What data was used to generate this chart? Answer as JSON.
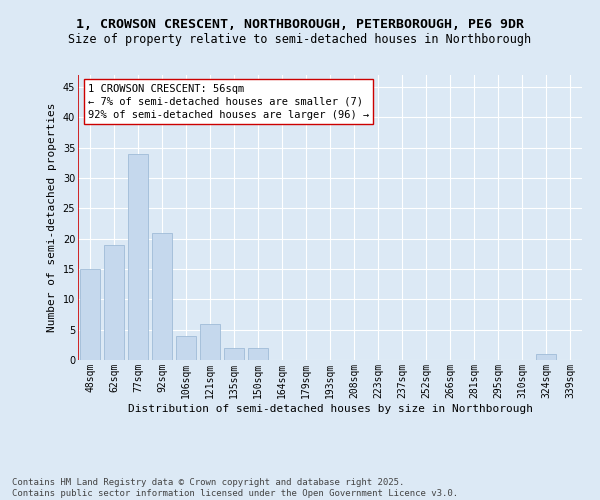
{
  "title_line1": "1, CROWSON CRESCENT, NORTHBOROUGH, PETERBOROUGH, PE6 9DR",
  "title_line2": "Size of property relative to semi-detached houses in Northborough",
  "xlabel": "Distribution of semi-detached houses by size in Northborough",
  "ylabel": "Number of semi-detached properties",
  "categories": [
    "48sqm",
    "62sqm",
    "77sqm",
    "92sqm",
    "106sqm",
    "121sqm",
    "135sqm",
    "150sqm",
    "164sqm",
    "179sqm",
    "193sqm",
    "208sqm",
    "223sqm",
    "237sqm",
    "252sqm",
    "266sqm",
    "281sqm",
    "295sqm",
    "310sqm",
    "324sqm",
    "339sqm"
  ],
  "values": [
    15,
    19,
    34,
    21,
    4,
    6,
    2,
    2,
    0,
    0,
    0,
    0,
    0,
    0,
    0,
    0,
    0,
    0,
    0,
    1,
    0
  ],
  "bar_color": "#c5d8ed",
  "bar_edge_color": "#a0bcd8",
  "highlight_color": "#cc0000",
  "annotation_text": "1 CROWSON CRESCENT: 56sqm\n← 7% of semi-detached houses are smaller (7)\n92% of semi-detached houses are larger (96) →",
  "annotation_box_color": "#ffffff",
  "annotation_border_color": "#cc0000",
  "ylim": [
    0,
    47
  ],
  "yticks": [
    0,
    5,
    10,
    15,
    20,
    25,
    30,
    35,
    40,
    45
  ],
  "background_color": "#dce9f5",
  "plot_bg_color": "#dce9f5",
  "footer_line1": "Contains HM Land Registry data © Crown copyright and database right 2025.",
  "footer_line2": "Contains public sector information licensed under the Open Government Licence v3.0.",
  "title_fontsize": 9.5,
  "subtitle_fontsize": 8.5,
  "axis_label_fontsize": 8,
  "tick_fontsize": 7,
  "annotation_fontsize": 7.5,
  "footer_fontsize": 6.5
}
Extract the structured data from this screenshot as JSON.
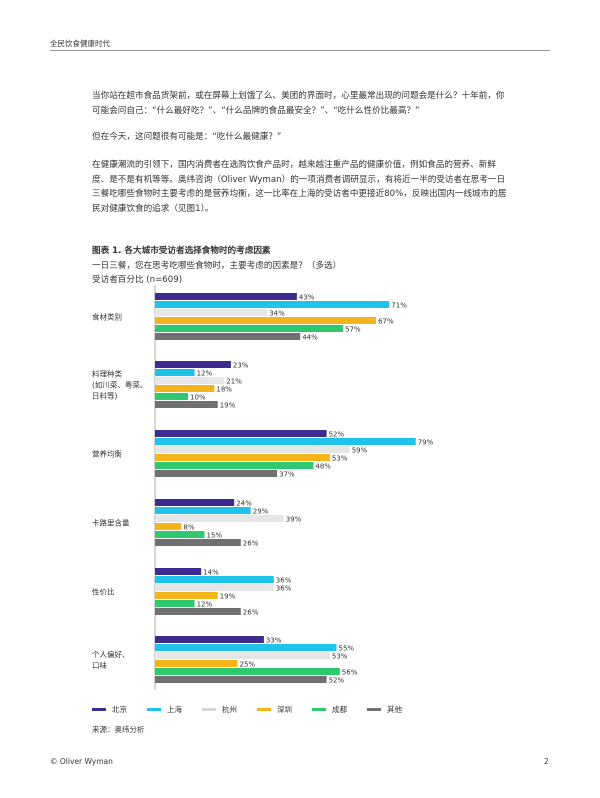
{
  "header": {
    "running_title": "全民饮食健康时代"
  },
  "body": {
    "p1": "当你站在超市食品货架前，或在屏幕上划饿了么、美团的界面时，心里最常出现的问题会是什么？十年前，你可能会问自己：“什么最好吃？”、“什么品牌的食品最安全？”、“吃什么性价比最高？”",
    "p2": "但在今天，这问题很有可能是：“吃什么最健康？”",
    "p3": "在健康潮流的引领下，国内消费者在选购饮食产品时，越来越注重产品的健康价值，例如食品的营养、新鲜度、是不是有机等等。奥纬咨询（Oliver Wyman）的一项消费者调研显示，有将近一半的受访者在思考一日三餐吃哪些食物时主要考虑的是营养均衡，这一比率在上海的受访者中更接近80%，反映出国内一线城市的居民对健康饮食的追求（见图1）。"
  },
  "figure": {
    "title": "图表 1. 各大城市受访者选择食物时的考虑因素",
    "subtitle1": "一日三餐，您在思考吃哪些食物时，主要考虑的因素是？（多选）",
    "subtitle2": "受访者百分比 (n=609)",
    "source": "来源：奥纬分析"
  },
  "chart_data": {
    "type": "bar",
    "orientation": "horizontal",
    "unit": "%",
    "categories": [
      "食材类别",
      "料理种类\n(如川菜、粤菜、\n日料等)",
      "营养均衡",
      "卡路里含量",
      "性价比",
      "个人偏好、\n口味"
    ],
    "series": [
      {
        "name": "北京",
        "color": "#3f2a8f",
        "values": [
          43,
          23,
          52,
          24,
          14,
          33
        ]
      },
      {
        "name": "上海",
        "color": "#1fc3ea",
        "values": [
          71,
          12,
          79,
          29,
          36,
          55
        ]
      },
      {
        "name": "杭州",
        "color": "#e6e6e6",
        "values": [
          34,
          21,
          59,
          39,
          36,
          53
        ]
      },
      {
        "name": "深圳",
        "color": "#f3b51a",
        "values": [
          67,
          18,
          53,
          8,
          19,
          25
        ]
      },
      {
        "name": "成都",
        "color": "#2fc86e",
        "values": [
          57,
          10,
          48,
          15,
          12,
          56
        ]
      },
      {
        "name": "其他",
        "color": "#707070",
        "values": [
          44,
          19,
          37,
          26,
          26,
          52
        ]
      }
    ],
    "xlim": [
      0,
      100
    ],
    "legend_position": "bottom",
    "grid": false
  },
  "footer": {
    "left": "© Oliver Wyman",
    "page": "2"
  }
}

━━━━

— TASK TO CARRY OUT —
Pictures in the records above are left out; print everything else exactly as written.

— COMPLETE OUTPUT —
What data was used to generate this chart? Answer as JSON.
{
  "title_line1": "1, CROWSON CRESCENT, NORTHBOROUGH, PETERBOROUGH, PE6 9DR",
  "title_line2": "Size of property relative to semi-detached houses in Northborough",
  "xlabel": "Distribution of semi-detached houses by size in Northborough",
  "ylabel": "Number of semi-detached properties",
  "categories": [
    "48sqm",
    "62sqm",
    "77sqm",
    "92sqm",
    "106sqm",
    "121sqm",
    "135sqm",
    "150sqm",
    "164sqm",
    "179sqm",
    "193sqm",
    "208sqm",
    "223sqm",
    "237sqm",
    "252sqm",
    "266sqm",
    "281sqm",
    "295sqm",
    "310sqm",
    "324sqm",
    "339sqm"
  ],
  "values": [
    15,
    19,
    34,
    21,
    4,
    6,
    2,
    2,
    0,
    0,
    0,
    0,
    0,
    0,
    0,
    0,
    0,
    0,
    0,
    1,
    0
  ],
  "bar_color": "#c5d8ed",
  "bar_edge_color": "#a0bcd8",
  "highlight_color": "#cc0000",
  "annotation_text": "1 CROWSON CRESCENT: 56sqm\n← 7% of semi-detached houses are smaller (7)\n92% of semi-detached houses are larger (96) →",
  "annotation_box_color": "#ffffff",
  "annotation_border_color": "#cc0000",
  "ylim": [
    0,
    47
  ],
  "yticks": [
    0,
    5,
    10,
    15,
    20,
    25,
    30,
    35,
    40,
    45
  ],
  "background_color": "#dce9f5",
  "plot_bg_color": "#dce9f5",
  "footer_line1": "Contains HM Land Registry data © Crown copyright and database right 2025.",
  "footer_line2": "Contains public sector information licensed under the Open Government Licence v3.0.",
  "title_fontsize": 9.5,
  "subtitle_fontsize": 8.5,
  "axis_label_fontsize": 8,
  "tick_fontsize": 7,
  "annotation_fontsize": 7.5,
  "footer_fontsize": 6.5
}
Extract the structured data from this screenshot as JSON.
{
  "header": {
    "running_title": "全民饮食健康时代"
  },
  "body": {
    "p1": "当你站在超市食品货架前，或在屏幕上划饿了么、美团的界面时，心里最常出现的问题会是什么？十年前，你可能会问自己：“什么最好吃？”、“什么品牌的食品最安全？”、“吃什么性价比最高？”",
    "p2": "但在今天，这问题很有可能是：“吃什么最健康？”",
    "p3": "在健康潮流的引领下，国内消费者在选购饮食产品时，越来越注重产品的健康价值，例如食品的营养、新鲜度、是不是有机等等。奥纬咨询（Oliver Wyman）的一项消费者调研显示，有将近一半的受访者在思考一日三餐吃哪些食物时主要考虑的是营养均衡，这一比率在上海的受访者中更接近80%，反映出国内一线城市的居民对健康饮食的追求（见图1）。"
  },
  "figure": {
    "title": "图表 1. 各大城市受访者选择食物时的考虑因素",
    "subtitle1": "一日三餐，您在思考吃哪些食物时，主要考虑的因素是？（多选）",
    "subtitle2": "受访者百分比 (n=609)",
    "source": "来源：奥纬分析"
  },
  "chart_data": {
    "type": "bar",
    "orientation": "horizontal",
    "unit": "%",
    "categories": [
      "食材类别",
      "料理种类\n(如川菜、粤菜、\n日料等)",
      "营养均衡",
      "卡路里含量",
      "性价比",
      "个人偏好、\n口味"
    ],
    "series": [
      {
        "name": "北京",
        "color": "#3f2a8f",
        "values": [
          43,
          23,
          52,
          24,
          14,
          33
        ]
      },
      {
        "name": "上海",
        "color": "#1fc3ea",
        "values": [
          71,
          12,
          79,
          29,
          36,
          55
        ]
      },
      {
        "name": "杭州",
        "color": "#e6e6e6",
        "values": [
          34,
          21,
          59,
          39,
          36,
          53
        ]
      },
      {
        "name": "深圳",
        "color": "#f3b51a",
        "values": [
          67,
          18,
          53,
          8,
          19,
          25
        ]
      },
      {
        "name": "成都",
        "color": "#2fc86e",
        "values": [
          57,
          10,
          48,
          15,
          12,
          56
        ]
      },
      {
        "name": "其他",
        "color": "#707070",
        "values": [
          44,
          19,
          37,
          26,
          26,
          52
        ]
      }
    ],
    "xlim": [
      0,
      100
    ],
    "legend_position": "bottom",
    "grid": false
  },
  "footer": {
    "left": "© Oliver Wyman",
    "page": "2"
  }
}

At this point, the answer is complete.